[Figure dataset records]

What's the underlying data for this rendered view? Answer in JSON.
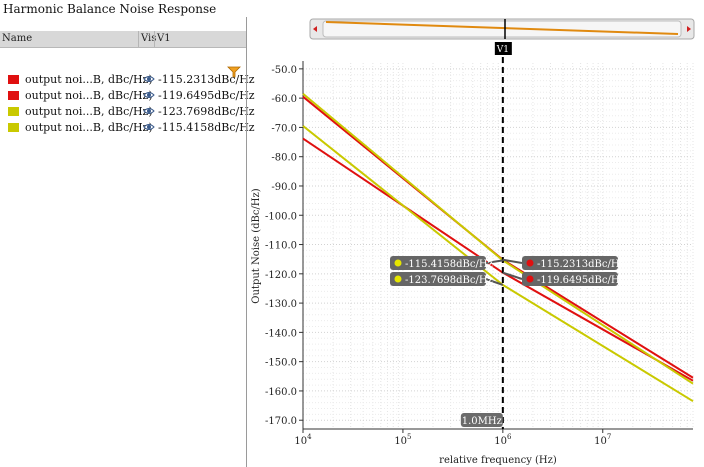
{
  "window": {
    "title": "Harmonic Balance Noise Response"
  },
  "table": {
    "columns": [
      "Name",
      "Vis",
      "V1"
    ],
    "rows": [
      {
        "name": "output noi...B, dBc/Hz)",
        "value": "-115.2313dBc/Hz",
        "color": "#e01010"
      },
      {
        "name": "output noi...B, dBc/Hz)",
        "value": "-119.6495dBc/Hz",
        "color": "#e01010"
      },
      {
        "name": "output noi...B, dBc/Hz)",
        "value": "-123.7698dBc/Hz",
        "color": "#c9c900"
      },
      {
        "name": "output noi...B, dBc/Hz)",
        "value": "-115.4158dBc/Hz",
        "color": "#c9c900"
      }
    ]
  },
  "marker": {
    "name": "V1",
    "x_label": "1.0MHz"
  },
  "chart_data": {
    "type": "line",
    "xlabel": "relative frequency (Hz)",
    "ylabel": "Output Noise (dBc/Hz)",
    "xscale": "log",
    "xlim": [
      10000,
      80000000
    ],
    "ylim": [
      -173,
      -48
    ],
    "yticks": [
      -50,
      -60,
      -70,
      -80,
      -90,
      -100,
      -110,
      -120,
      -130,
      -140,
      -150,
      -160,
      -170
    ],
    "ytick_labels": [
      "-50.0",
      "-60.0",
      "-70.0",
      "-80.0",
      "-90.0",
      "-100.0",
      "-110.0",
      "-120.0",
      "-130.0",
      "-140.0",
      "-150.0",
      "-160.0",
      "-170.0"
    ],
    "xticks": [
      10000,
      100000,
      1000000,
      10000000
    ],
    "xtick_labels": [
      [
        "10",
        "4"
      ],
      [
        "10",
        "5"
      ],
      [
        "10",
        "6"
      ],
      [
        "10",
        "7"
      ]
    ],
    "grid": true,
    "series": [
      {
        "color": "#e01010",
        "x": [
          10000,
          1000000,
          80000000
        ],
        "y": [
          -59.5,
          -115.2,
          -155.5
        ]
      },
      {
        "color": "#e01010",
        "x": [
          10000,
          1000000,
          80000000
        ],
        "y": [
          -73.8,
          -119.6,
          -156.5
        ]
      },
      {
        "color": "#c9c900",
        "x": [
          10000,
          1000000,
          80000000
        ],
        "y": [
          -69.5,
          -123.8,
          -163.5
        ]
      },
      {
        "color": "#c9c900",
        "x": [
          10000,
          1000000,
          80000000
        ],
        "y": [
          -58.5,
          -115.4,
          -157.5
        ]
      }
    ],
    "annotations": [
      {
        "label": "-115.2313dBc/Hz",
        "color": "#e01010",
        "side": "right",
        "x": 1000000,
        "y": -115.2
      },
      {
        "label": "-119.6495dBc/Hz",
        "color": "#e01010",
        "side": "right",
        "x": 1000000,
        "y": -119.6
      },
      {
        "label": "-115.4158dBc/Hz",
        "color": "#e6e600",
        "side": "left",
        "x": 1000000,
        "y": -115.4
      },
      {
        "label": "-123.7698dBc/Hz",
        "color": "#e6e600",
        "side": "left",
        "x": 1000000,
        "y": -123.8
      }
    ]
  }
}
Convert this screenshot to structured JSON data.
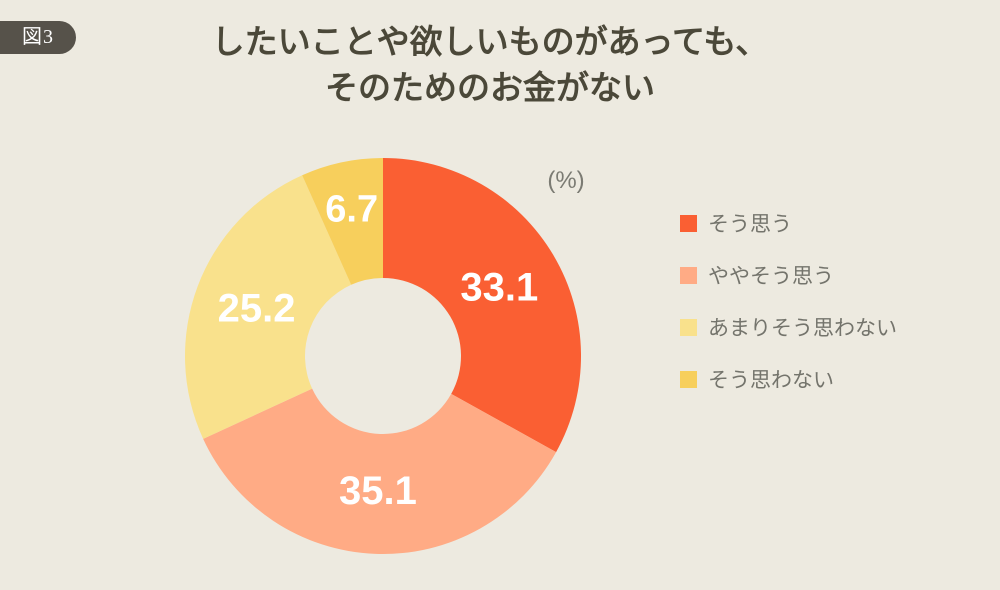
{
  "figure_label": "図3",
  "title": {
    "line1": "したいことや欲しいものがあっても、",
    "line2": "そのためのお金がない"
  },
  "unit_label": "(%)",
  "colors": {
    "background": "#EDEAE0",
    "badge": "#56524A",
    "title_text": "#4B4839",
    "legend_text": "#74746C",
    "unit_text": "#7B7B73",
    "value_label_text": "#FFFFFF"
  },
  "chart_data": {
    "type": "pie",
    "subtype": "donut",
    "title": "したいことや欲しいものがあっても、そのためのお金がない",
    "unit": "%",
    "start_angle_deg": 0,
    "direction": "clockwise",
    "legend_position": "right",
    "segments": [
      {
        "label": "そう思う",
        "value": 33.1,
        "value_text": "33.1",
        "color": "#FA5F33"
      },
      {
        "label": "ややそう思う",
        "value": 35.1,
        "value_text": "35.1",
        "color": "#FFAB85"
      },
      {
        "label": "あまりそう思わない",
        "value": 25.2,
        "value_text": "25.2",
        "color": "#F9E18C"
      },
      {
        "label": "そう思わない",
        "value": 6.7,
        "value_text": "6.7",
        "color": "#F7CF5C"
      }
    ]
  }
}
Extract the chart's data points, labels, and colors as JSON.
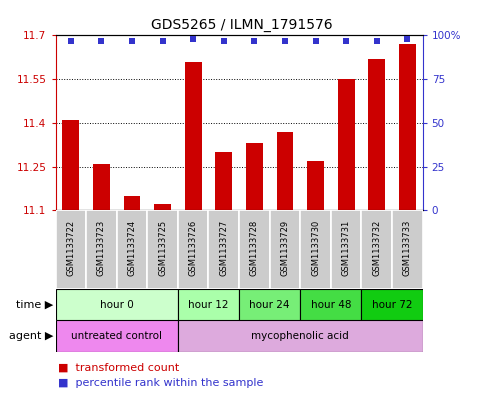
{
  "title": "GDS5265 / ILMN_1791576",
  "samples": [
    "GSM1133722",
    "GSM1133723",
    "GSM1133724",
    "GSM1133725",
    "GSM1133726",
    "GSM1133727",
    "GSM1133728",
    "GSM1133729",
    "GSM1133730",
    "GSM1133731",
    "GSM1133732",
    "GSM1133733"
  ],
  "bar_values": [
    11.41,
    11.26,
    11.15,
    11.12,
    11.61,
    11.3,
    11.33,
    11.37,
    11.27,
    11.55,
    11.62,
    11.67
  ],
  "percentile_values": [
    97,
    97,
    97,
    97,
    98,
    97,
    97,
    97,
    97,
    97,
    97,
    98
  ],
  "ymin": 11.1,
  "ymax": 11.7,
  "yticks": [
    11.1,
    11.25,
    11.4,
    11.55,
    11.7
  ],
  "right_yticks": [
    0,
    25,
    50,
    75,
    100
  ],
  "bar_color": "#cc0000",
  "dot_color": "#3333cc",
  "bar_baseline": 11.1,
  "time_groups": [
    {
      "label": "hour 0",
      "start": 0,
      "end": 4,
      "color": "#ccffcc"
    },
    {
      "label": "hour 12",
      "start": 4,
      "end": 6,
      "color": "#aaffaa"
    },
    {
      "label": "hour 24",
      "start": 6,
      "end": 8,
      "color": "#77ee77"
    },
    {
      "label": "hour 48",
      "start": 8,
      "end": 10,
      "color": "#44dd44"
    },
    {
      "label": "hour 72",
      "start": 10,
      "end": 12,
      "color": "#11cc11"
    }
  ],
  "agent_groups": [
    {
      "label": "untreated control",
      "start": 0,
      "end": 4,
      "color": "#ee88ee"
    },
    {
      "label": "mycophenolic acid",
      "start": 4,
      "end": 12,
      "color": "#ddaadd"
    }
  ],
  "legend_bar_label": "transformed count",
  "legend_dot_label": "percentile rank within the sample",
  "xlabel_time": "time",
  "xlabel_agent": "agent",
  "sample_bg_color": "#cccccc",
  "sample_border_color": "#ffffff"
}
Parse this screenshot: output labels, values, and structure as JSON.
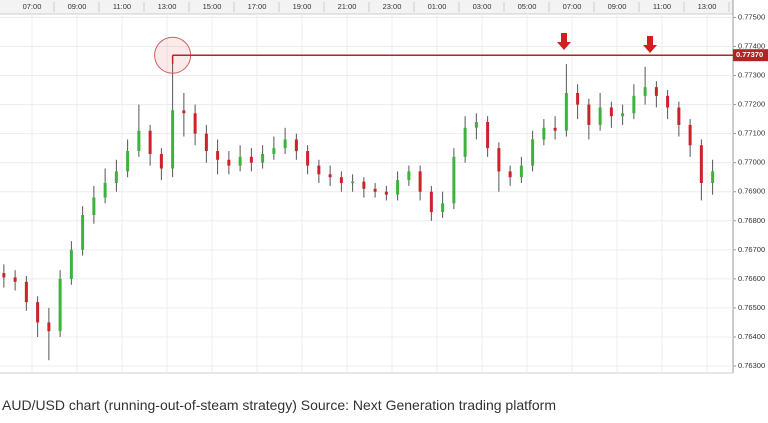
{
  "chart_data": {
    "type": "candlestick",
    "caption": "AUD/USD chart (running-out-of-steam strategy) Source: Next Generation trading platform",
    "x": [
      -0.25,
      0.25,
      0.75,
      1.25,
      1.75,
      2.25,
      2.75,
      3.25,
      3.75,
      4.25,
      4.75,
      5.25,
      5.75,
      6.25,
      6.75,
      7.25,
      7.75,
      8.25,
      8.75,
      9.25,
      9.75,
      10.25,
      10.75,
      11.25,
      11.75,
      12.25,
      12.75,
      13.25,
      13.75,
      14.25,
      14.75,
      15.25,
      15.75,
      16.25,
      16.75,
      17.25,
      17.75,
      18.25,
      18.75,
      19.25,
      19.75,
      20.25,
      20.75,
      21.25,
      21.75,
      22.25,
      22.75,
      23.25,
      23.75,
      24.25,
      24.75,
      25.25,
      25.75,
      26.25,
      26.75,
      27.25,
      27.75,
      28.25,
      28.75,
      29.25,
      29.75,
      30.25,
      30.75,
      31.25
    ],
    "open": [
      0.7662,
      0.76605,
      0.7659,
      0.7652,
      0.7645,
      0.7642,
      0.766,
      0.767,
      0.7682,
      0.7688,
      0.7693,
      0.7697,
      0.7704,
      0.7711,
      0.7703,
      0.7698,
      0.7718,
      0.7717,
      0.771,
      0.7704,
      0.7701,
      0.7699,
      0.7702,
      0.77,
      0.7703,
      0.7705,
      0.7708,
      0.7704,
      0.7699,
      0.7696,
      0.7695,
      0.7693,
      0.76935,
      0.7691,
      0.769,
      0.7689,
      0.7694,
      0.7697,
      0.769,
      0.7683,
      0.7686,
      0.7702,
      0.7712,
      0.7714,
      0.7705,
      0.7697,
      0.7695,
      0.7699,
      0.7708,
      0.7712,
      0.7711,
      0.7724,
      0.772,
      0.7713,
      0.7719,
      0.7716,
      0.7717,
      0.7723,
      0.7726,
      0.7723,
      0.7719,
      0.7713,
      0.7706,
      0.7693
    ],
    "high": [
      0.7665,
      0.7663,
      0.7661,
      0.7654,
      0.765,
      0.7663,
      0.7673,
      0.7685,
      0.7692,
      0.7698,
      0.7701,
      0.7708,
      0.772,
      0.7713,
      0.7705,
      0.7734,
      0.7724,
      0.772,
      0.7713,
      0.7708,
      0.7704,
      0.7706,
      0.7705,
      0.7706,
      0.7709,
      0.7712,
      0.771,
      0.7706,
      0.7701,
      0.7699,
      0.7697,
      0.7696,
      0.7695,
      0.7693,
      0.7692,
      0.7697,
      0.7699,
      0.7699,
      0.7692,
      0.769,
      0.7705,
      0.7716,
      0.7717,
      0.7716,
      0.7707,
      0.7699,
      0.7702,
      0.7711,
      0.7715,
      0.7716,
      0.7734,
      0.7727,
      0.7722,
      0.7724,
      0.7721,
      0.772,
      0.7727,
      0.7733,
      0.7728,
      0.7725,
      0.7721,
      0.7715,
      0.7708,
      0.7701
    ],
    "low": [
      0.7657,
      0.7656,
      0.7649,
      0.764,
      0.7632,
      0.764,
      0.7658,
      0.7668,
      0.7679,
      0.7686,
      0.769,
      0.7695,
      0.7702,
      0.7699,
      0.7694,
      0.7695,
      0.7709,
      0.7706,
      0.77,
      0.7696,
      0.7696,
      0.7697,
      0.7697,
      0.7698,
      0.7701,
      0.7703,
      0.7701,
      0.7696,
      0.7693,
      0.7692,
      0.769,
      0.769,
      0.7688,
      0.7688,
      0.7687,
      0.7687,
      0.7692,
      0.7687,
      0.768,
      0.7681,
      0.7684,
      0.77,
      0.7708,
      0.7702,
      0.769,
      0.7692,
      0.7693,
      0.7697,
      0.7706,
      0.7708,
      0.7709,
      0.7715,
      0.7708,
      0.7711,
      0.7712,
      0.7713,
      0.7715,
      0.772,
      0.7719,
      0.7715,
      0.7709,
      0.7702,
      0.7687,
      0.7689
    ],
    "close": [
      0.76605,
      0.7659,
      0.7652,
      0.7645,
      0.7642,
      0.766,
      0.767,
      0.7682,
      0.7688,
      0.7693,
      0.7697,
      0.7704,
      0.7711,
      0.7703,
      0.7698,
      0.7718,
      0.7717,
      0.771,
      0.7704,
      0.7701,
      0.7699,
      0.7702,
      0.77,
      0.7703,
      0.7705,
      0.7708,
      0.7704,
      0.7699,
      0.7696,
      0.7695,
      0.7693,
      0.76935,
      0.7691,
      0.769,
      0.7689,
      0.7694,
      0.7697,
      0.769,
      0.7683,
      0.7686,
      0.7702,
      0.7712,
      0.7714,
      0.7705,
      0.7697,
      0.7695,
      0.7699,
      0.7708,
      0.7712,
      0.7711,
      0.7724,
      0.772,
      0.7713,
      0.7719,
      0.7716,
      0.7717,
      0.7723,
      0.7726,
      0.7723,
      0.7719,
      0.7713,
      0.7706,
      0.7693,
      0.7697
    ],
    "up_color": "#3cb43c",
    "down_color": "#cc2229",
    "level": {
      "value": 0.7737,
      "label": "0.77370"
    },
    "level_color": "#b32424",
    "xlim": [
      -0.422,
      32.156
    ],
    "xticks": [
      {
        "value": 1,
        "label": "07:00"
      },
      {
        "value": 3,
        "label": "09:00"
      },
      {
        "value": 5,
        "label": "11:00"
      },
      {
        "value": 7,
        "label": "13:00"
      },
      {
        "value": 9,
        "label": "15:00"
      },
      {
        "value": 11,
        "label": "17:00"
      },
      {
        "value": 13,
        "label": "19:00"
      },
      {
        "value": 15,
        "label": "21:00"
      },
      {
        "value": 17,
        "label": "23:00"
      },
      {
        "value": 19,
        "label": "01:00"
      },
      {
        "value": 21,
        "label": "03:00"
      },
      {
        "value": 23,
        "label": "05:00"
      },
      {
        "value": 25,
        "label": "07:00"
      },
      {
        "value": 27,
        "label": "09:00"
      },
      {
        "value": 29,
        "label": "11:00"
      },
      {
        "value": 31,
        "label": "13:00"
      }
    ],
    "ylim": [
      0.76276,
      0.7756
    ],
    "yticks": [
      {
        "value": 0.763,
        "label": "0.76300"
      },
      {
        "value": 0.764,
        "label": "0.76400"
      },
      {
        "value": 0.765,
        "label": "0.76500"
      },
      {
        "value": 0.766,
        "label": "0.76600"
      },
      {
        "value": 0.767,
        "label": "0.76700"
      },
      {
        "value": 0.768,
        "label": "0.76800"
      },
      {
        "value": 0.769,
        "label": "0.76900"
      },
      {
        "value": 0.77,
        "label": "0.77000"
      },
      {
        "value": 0.771,
        "label": "0.77100"
      },
      {
        "value": 0.772,
        "label": "0.77200"
      },
      {
        "value": 0.773,
        "label": "0.77300"
      },
      {
        "value": 0.774,
        "label": "0.77400"
      },
      {
        "value": 0.775,
        "label": "0.77500"
      }
    ],
    "grid": true
  }
}
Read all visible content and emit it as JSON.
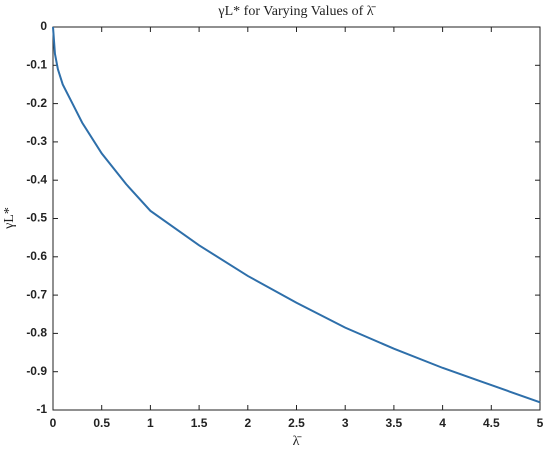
{
  "chart_data": {
    "type": "line",
    "title": "γL* for Varying Values of λ̄",
    "xlabel": "λ̄",
    "ylabel": "γL*",
    "x": [
      0,
      0.02,
      0.05,
      0.1,
      0.2,
      0.3,
      0.5,
      0.75,
      1,
      1.5,
      2,
      2.5,
      3,
      3.5,
      4,
      4.5,
      5
    ],
    "series": [
      {
        "color": "#2e6faa",
        "values": [
          0,
          -0.07,
          -0.11,
          -0.15,
          -0.2,
          -0.25,
          -0.33,
          -0.41,
          -0.48,
          -0.57,
          -0.65,
          -0.72,
          -0.785,
          -0.84,
          -0.89,
          -0.935,
          -0.98
        ]
      }
    ],
    "xlim": [
      0,
      5
    ],
    "xticks": [
      0,
      0.5,
      1,
      1.5,
      2,
      2.5,
      3,
      3.5,
      4,
      4.5,
      5
    ],
    "ylim": [
      -1,
      0
    ],
    "yticks": [
      0,
      -0.1,
      -0.2,
      -0.3,
      -0.4,
      -0.5,
      -0.6,
      -0.7,
      -0.8,
      -0.9,
      -1
    ],
    "grid": false
  }
}
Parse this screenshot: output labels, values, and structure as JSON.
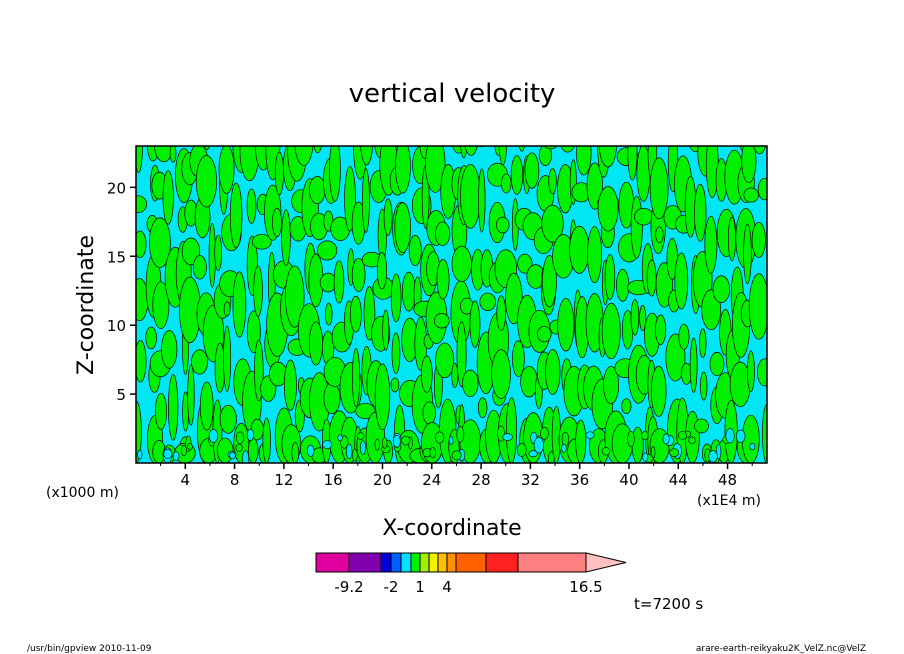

• _STATED TASK_
Locate the word "Noise" in the records and collect each line it appears in.

• _OUTPUT OF THE TASK_
    "title": "Harmonic Balance Noise Response"
    "ylabel": "Output Noise (dBc/Hz)",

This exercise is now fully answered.